Reproduce each line from the records that holds "Glossiness".

+--

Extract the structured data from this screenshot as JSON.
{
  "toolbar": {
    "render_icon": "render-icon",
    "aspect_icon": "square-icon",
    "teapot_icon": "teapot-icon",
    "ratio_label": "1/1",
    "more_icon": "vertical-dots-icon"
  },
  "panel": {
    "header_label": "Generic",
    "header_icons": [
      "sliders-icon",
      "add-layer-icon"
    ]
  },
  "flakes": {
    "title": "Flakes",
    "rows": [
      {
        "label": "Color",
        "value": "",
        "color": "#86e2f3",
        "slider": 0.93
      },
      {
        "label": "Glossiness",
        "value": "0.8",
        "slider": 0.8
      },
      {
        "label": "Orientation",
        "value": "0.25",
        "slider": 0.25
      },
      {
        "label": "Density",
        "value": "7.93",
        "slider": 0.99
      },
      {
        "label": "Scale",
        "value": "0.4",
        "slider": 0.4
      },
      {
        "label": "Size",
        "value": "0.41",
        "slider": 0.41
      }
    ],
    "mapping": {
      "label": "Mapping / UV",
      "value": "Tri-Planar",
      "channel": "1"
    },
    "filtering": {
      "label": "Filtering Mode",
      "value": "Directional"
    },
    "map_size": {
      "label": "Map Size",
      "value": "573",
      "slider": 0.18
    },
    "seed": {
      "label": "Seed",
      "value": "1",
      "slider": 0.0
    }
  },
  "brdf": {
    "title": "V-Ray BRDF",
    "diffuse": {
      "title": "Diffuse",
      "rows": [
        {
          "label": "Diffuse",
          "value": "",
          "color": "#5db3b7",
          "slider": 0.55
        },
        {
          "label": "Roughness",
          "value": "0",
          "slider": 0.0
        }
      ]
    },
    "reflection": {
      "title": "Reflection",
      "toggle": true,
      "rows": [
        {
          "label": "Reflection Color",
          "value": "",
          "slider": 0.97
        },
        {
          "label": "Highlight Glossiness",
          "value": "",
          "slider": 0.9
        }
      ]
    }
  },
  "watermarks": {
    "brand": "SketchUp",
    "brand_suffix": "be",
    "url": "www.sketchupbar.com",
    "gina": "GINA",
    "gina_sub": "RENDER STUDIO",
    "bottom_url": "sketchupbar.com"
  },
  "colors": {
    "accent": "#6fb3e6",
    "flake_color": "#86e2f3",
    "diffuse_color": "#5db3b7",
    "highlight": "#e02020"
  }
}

+--

§ **Written solution**
        "label": "Glossiness",
          "label": "Highlight Glossiness",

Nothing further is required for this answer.